Items listed in a dataset:

========================

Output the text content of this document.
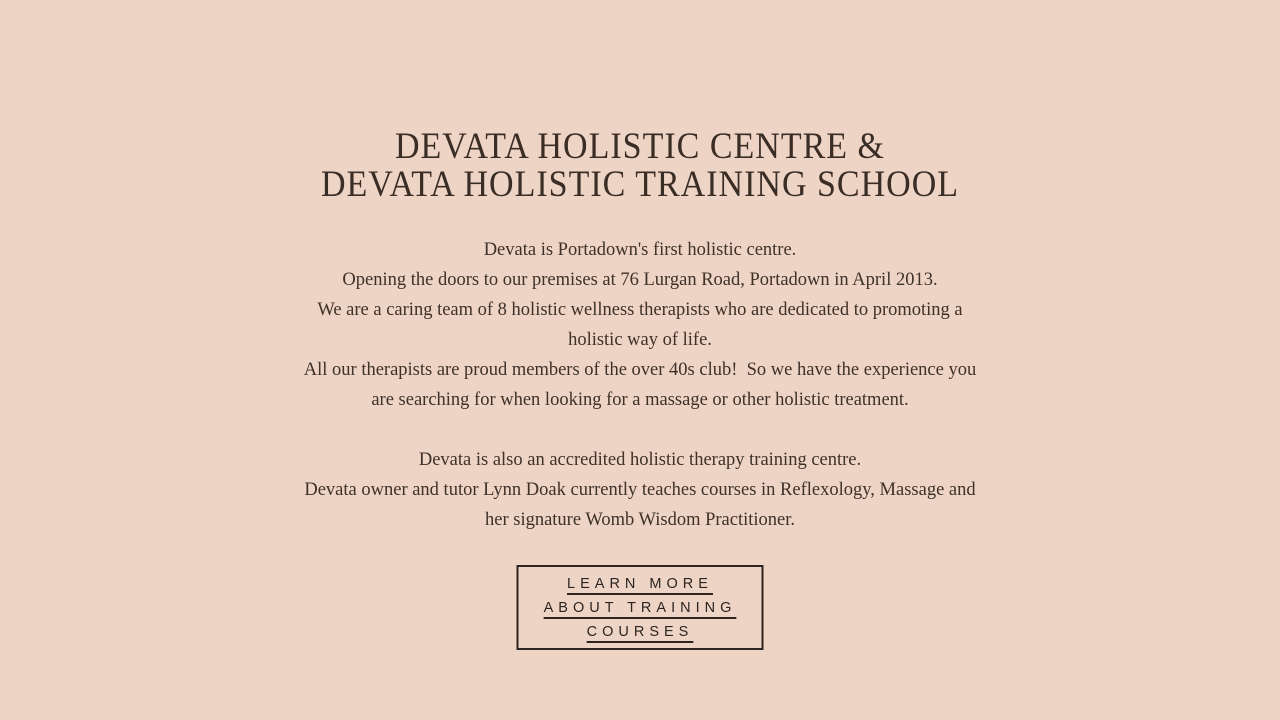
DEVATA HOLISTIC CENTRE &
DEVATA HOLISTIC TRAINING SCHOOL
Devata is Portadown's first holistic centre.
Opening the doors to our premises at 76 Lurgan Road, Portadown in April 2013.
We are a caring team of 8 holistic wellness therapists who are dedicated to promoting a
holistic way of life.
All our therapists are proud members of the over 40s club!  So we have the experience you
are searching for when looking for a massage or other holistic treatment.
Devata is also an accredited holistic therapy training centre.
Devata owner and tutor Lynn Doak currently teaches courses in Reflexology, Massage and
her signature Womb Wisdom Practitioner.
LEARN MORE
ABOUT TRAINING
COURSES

========================

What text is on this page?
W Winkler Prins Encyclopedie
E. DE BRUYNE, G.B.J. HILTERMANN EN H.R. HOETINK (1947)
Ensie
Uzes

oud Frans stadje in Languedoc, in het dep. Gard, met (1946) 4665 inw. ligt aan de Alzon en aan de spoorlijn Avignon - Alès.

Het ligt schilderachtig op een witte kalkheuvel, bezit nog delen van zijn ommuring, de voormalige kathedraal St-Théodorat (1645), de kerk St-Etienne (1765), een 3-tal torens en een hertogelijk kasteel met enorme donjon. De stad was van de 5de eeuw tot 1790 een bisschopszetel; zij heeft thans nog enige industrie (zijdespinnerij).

========================

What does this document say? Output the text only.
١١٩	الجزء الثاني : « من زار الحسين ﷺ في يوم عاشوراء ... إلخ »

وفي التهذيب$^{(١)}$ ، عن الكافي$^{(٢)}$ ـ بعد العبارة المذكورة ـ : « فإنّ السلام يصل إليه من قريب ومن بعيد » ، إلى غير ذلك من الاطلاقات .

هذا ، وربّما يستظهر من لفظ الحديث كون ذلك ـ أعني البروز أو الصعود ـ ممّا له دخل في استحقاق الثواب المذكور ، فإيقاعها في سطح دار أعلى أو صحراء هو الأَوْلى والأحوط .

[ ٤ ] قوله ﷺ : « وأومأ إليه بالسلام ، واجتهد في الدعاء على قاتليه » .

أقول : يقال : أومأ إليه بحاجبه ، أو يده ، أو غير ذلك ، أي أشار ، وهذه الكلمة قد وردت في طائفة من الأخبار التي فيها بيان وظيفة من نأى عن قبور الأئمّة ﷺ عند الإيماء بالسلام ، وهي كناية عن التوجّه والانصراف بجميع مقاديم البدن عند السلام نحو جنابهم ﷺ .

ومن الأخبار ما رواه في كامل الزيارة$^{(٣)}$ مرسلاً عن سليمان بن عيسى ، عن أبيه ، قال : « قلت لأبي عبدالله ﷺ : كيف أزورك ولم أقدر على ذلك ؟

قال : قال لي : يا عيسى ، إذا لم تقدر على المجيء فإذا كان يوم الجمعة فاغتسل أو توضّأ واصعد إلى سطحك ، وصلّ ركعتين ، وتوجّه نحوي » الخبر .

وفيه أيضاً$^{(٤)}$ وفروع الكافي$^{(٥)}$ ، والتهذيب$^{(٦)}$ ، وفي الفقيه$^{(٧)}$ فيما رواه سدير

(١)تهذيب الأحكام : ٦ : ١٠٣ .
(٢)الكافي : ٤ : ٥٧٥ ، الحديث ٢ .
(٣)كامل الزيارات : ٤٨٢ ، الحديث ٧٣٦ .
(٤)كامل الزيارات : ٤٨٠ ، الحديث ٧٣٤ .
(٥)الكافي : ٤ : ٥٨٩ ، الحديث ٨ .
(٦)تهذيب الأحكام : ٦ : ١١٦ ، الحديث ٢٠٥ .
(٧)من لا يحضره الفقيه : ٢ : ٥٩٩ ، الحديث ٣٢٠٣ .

========================

* **TASK GOAL**: Filter lines by "إليه" and return each hit.

* **CORRECT RESULT**:
وفي التهذيب$^{(١)}$ ، عن الكافي$^{(٢)}$ ـ بعد العبارة المذكورة ـ : « فإنّ السلام يصل إليه من قريب ومن بعيد » ، إلى غير ذلك من الاطلاقات .
[ ٤ ] قوله ﷺ : « وأومأ إليه بالسلام ، واجتهد في الدعاء على قاتليه » .
أقول : يقال : أومأ إليه بحاجبه ، أو يده ، أو غير ذلك ، أي أشار ، وهذه الكلمة قد وردت في طائفة من الأخبار التي فيها بيان وظيفة من نأى عن قبور الأئمّة ﷺ عند الإيماء بالسلام ، وهي كناية عن التوجّه والانصراف بجميع مقاديم البدن عند السلام نحو جنابهم ﷺ .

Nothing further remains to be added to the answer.